- **Instructions for the task**
Write out all lines holding the word "脱身独骑".

[start]

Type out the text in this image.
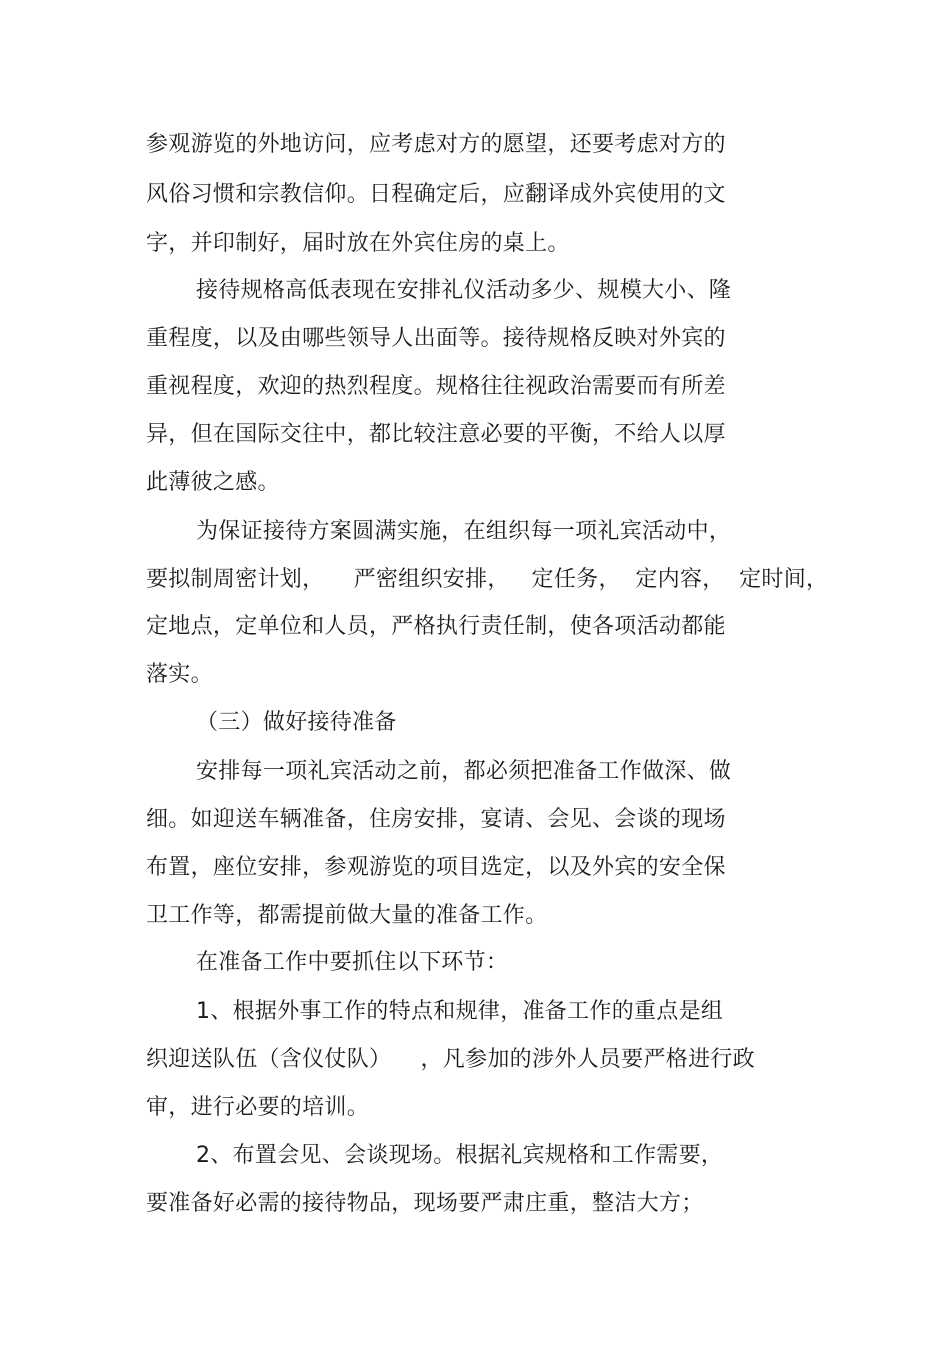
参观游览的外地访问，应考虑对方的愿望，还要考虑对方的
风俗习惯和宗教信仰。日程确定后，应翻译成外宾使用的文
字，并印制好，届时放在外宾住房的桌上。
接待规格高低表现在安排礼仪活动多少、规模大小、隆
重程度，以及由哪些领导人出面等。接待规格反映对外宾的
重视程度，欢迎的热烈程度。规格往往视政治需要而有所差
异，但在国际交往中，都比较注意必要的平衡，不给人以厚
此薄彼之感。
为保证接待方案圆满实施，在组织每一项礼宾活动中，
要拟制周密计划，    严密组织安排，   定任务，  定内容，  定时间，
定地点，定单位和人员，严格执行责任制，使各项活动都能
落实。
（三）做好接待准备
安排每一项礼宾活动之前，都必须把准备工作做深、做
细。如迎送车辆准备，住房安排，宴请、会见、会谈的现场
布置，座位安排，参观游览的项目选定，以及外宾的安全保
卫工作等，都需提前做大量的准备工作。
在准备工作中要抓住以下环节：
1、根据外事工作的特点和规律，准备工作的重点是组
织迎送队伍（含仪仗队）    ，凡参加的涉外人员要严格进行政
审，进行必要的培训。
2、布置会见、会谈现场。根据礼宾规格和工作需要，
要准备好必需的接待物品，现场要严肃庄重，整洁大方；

[end]
[start]

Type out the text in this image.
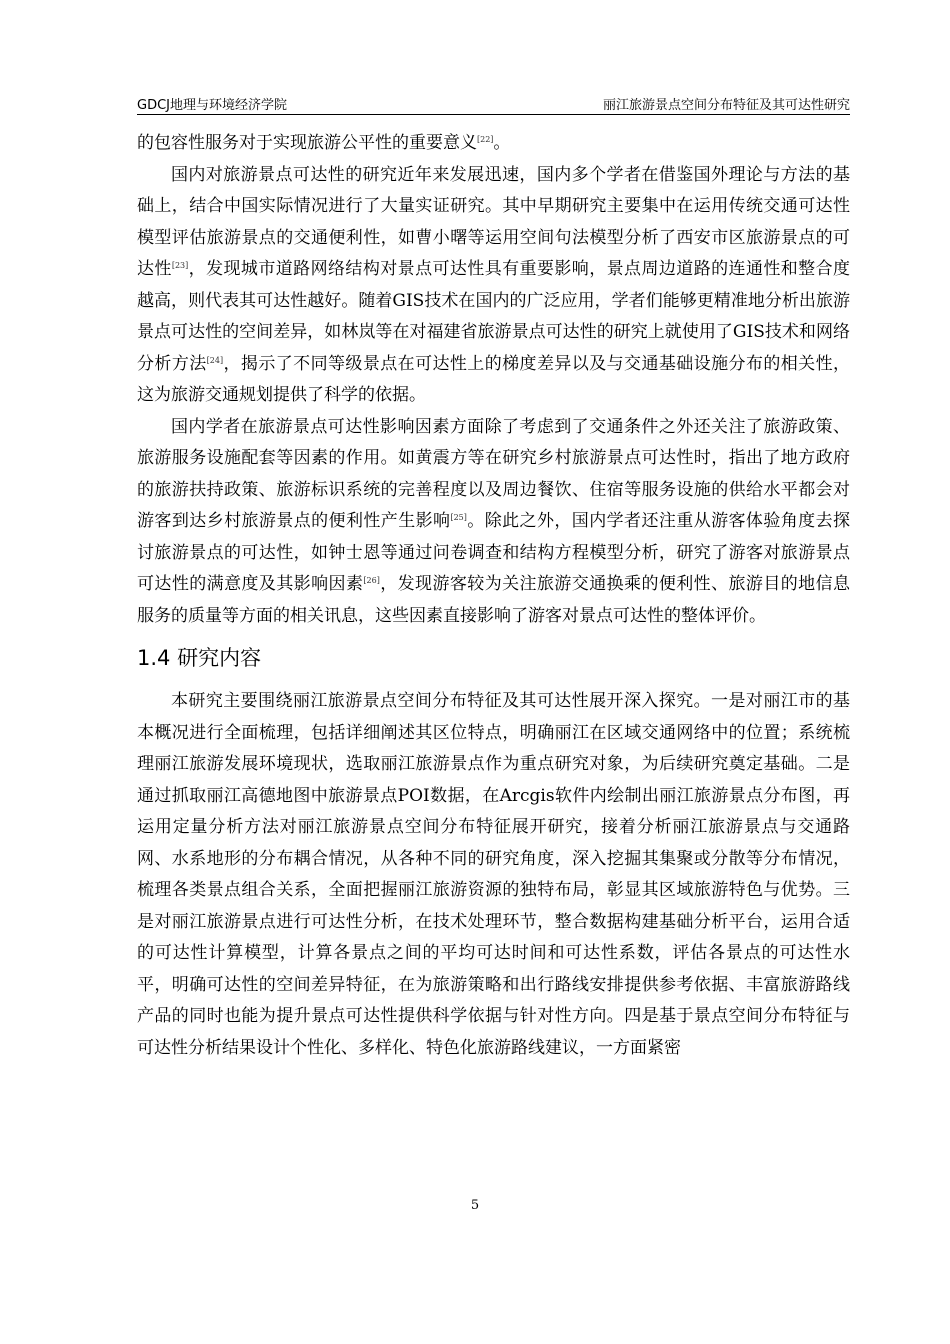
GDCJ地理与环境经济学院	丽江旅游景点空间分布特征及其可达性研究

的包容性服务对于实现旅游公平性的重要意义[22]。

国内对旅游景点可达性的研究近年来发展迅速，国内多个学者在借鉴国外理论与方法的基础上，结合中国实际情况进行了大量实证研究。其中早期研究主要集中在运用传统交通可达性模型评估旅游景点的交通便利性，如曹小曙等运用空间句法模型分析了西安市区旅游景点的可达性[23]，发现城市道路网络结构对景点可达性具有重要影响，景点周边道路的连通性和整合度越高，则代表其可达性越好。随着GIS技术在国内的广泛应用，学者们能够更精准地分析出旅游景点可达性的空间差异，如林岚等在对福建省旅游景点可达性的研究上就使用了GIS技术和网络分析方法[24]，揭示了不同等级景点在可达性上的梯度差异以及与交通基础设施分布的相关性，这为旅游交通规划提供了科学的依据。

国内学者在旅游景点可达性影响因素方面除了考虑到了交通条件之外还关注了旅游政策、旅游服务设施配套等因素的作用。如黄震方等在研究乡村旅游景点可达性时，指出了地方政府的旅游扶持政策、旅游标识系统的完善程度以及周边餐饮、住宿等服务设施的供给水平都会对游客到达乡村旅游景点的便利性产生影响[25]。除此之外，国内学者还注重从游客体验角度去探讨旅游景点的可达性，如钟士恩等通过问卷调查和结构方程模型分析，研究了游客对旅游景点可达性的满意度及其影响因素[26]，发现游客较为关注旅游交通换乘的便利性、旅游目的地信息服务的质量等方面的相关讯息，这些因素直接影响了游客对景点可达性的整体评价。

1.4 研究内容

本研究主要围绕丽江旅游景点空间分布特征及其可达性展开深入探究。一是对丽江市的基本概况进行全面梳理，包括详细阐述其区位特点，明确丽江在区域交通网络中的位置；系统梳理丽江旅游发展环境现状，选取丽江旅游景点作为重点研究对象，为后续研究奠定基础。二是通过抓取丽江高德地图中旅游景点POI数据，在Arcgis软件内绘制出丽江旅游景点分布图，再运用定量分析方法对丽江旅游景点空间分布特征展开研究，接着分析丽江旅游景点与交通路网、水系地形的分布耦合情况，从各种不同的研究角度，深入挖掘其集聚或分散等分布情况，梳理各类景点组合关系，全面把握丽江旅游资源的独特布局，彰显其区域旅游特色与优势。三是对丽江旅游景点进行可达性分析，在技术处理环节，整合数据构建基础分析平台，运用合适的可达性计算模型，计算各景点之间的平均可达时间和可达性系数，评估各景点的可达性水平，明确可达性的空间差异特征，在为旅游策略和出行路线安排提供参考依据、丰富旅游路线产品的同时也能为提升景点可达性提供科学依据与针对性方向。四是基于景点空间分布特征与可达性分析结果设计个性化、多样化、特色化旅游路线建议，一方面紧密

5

[end]
[start]

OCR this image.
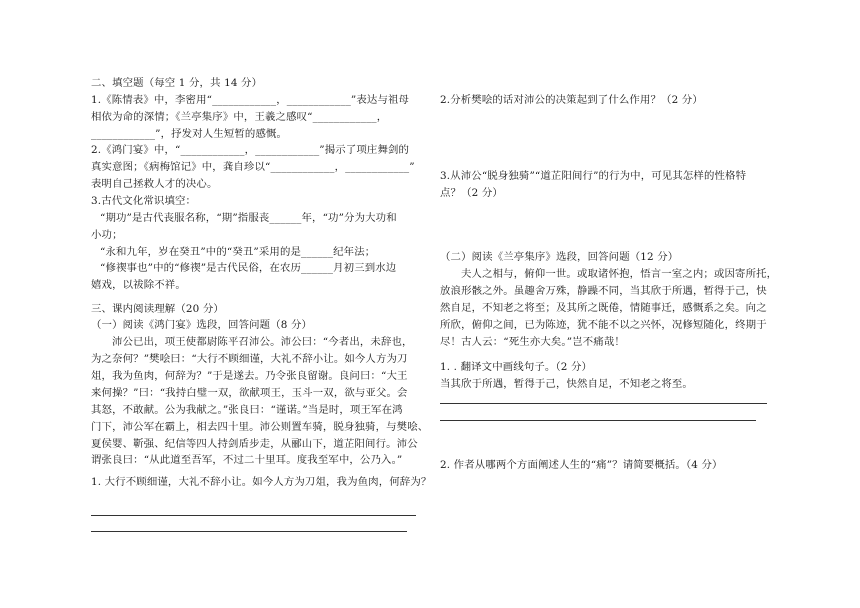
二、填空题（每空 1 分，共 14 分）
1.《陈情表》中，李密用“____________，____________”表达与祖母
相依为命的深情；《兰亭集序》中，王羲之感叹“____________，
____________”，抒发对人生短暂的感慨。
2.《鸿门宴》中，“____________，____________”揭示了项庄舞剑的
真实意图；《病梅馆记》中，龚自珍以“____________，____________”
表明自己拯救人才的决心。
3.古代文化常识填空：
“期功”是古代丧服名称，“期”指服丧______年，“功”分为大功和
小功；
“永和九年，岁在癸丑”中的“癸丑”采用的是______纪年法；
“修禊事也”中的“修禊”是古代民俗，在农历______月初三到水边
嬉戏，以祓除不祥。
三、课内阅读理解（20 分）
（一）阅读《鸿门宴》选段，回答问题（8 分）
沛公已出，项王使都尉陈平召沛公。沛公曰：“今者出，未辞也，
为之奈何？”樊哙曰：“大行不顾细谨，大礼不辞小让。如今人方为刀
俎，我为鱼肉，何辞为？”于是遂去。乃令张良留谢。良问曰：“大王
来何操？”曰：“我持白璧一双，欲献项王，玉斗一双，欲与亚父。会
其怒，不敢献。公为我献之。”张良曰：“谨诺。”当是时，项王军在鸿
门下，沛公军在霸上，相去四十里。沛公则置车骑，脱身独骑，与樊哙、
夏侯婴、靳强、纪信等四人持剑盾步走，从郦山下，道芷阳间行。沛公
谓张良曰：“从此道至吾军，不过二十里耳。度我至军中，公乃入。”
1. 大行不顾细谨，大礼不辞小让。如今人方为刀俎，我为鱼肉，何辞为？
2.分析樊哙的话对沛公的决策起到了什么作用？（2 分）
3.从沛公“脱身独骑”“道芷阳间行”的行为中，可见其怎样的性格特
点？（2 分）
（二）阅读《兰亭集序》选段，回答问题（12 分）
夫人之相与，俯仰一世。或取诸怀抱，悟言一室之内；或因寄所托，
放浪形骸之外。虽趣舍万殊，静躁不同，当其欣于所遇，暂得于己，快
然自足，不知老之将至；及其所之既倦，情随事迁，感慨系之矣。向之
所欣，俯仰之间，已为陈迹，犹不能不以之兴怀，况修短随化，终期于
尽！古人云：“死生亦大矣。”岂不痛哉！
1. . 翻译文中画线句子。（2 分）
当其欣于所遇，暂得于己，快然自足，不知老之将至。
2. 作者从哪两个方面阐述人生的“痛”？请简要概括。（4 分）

[end]

- **Result for this exercise**
门下，沛公军在霸上，相去四十里。沛公则置车骑，脱身独骑，与樊哙、
3.从沛公“脱身独骑”“道芷阳间行”的行为中，可见其怎样的性格特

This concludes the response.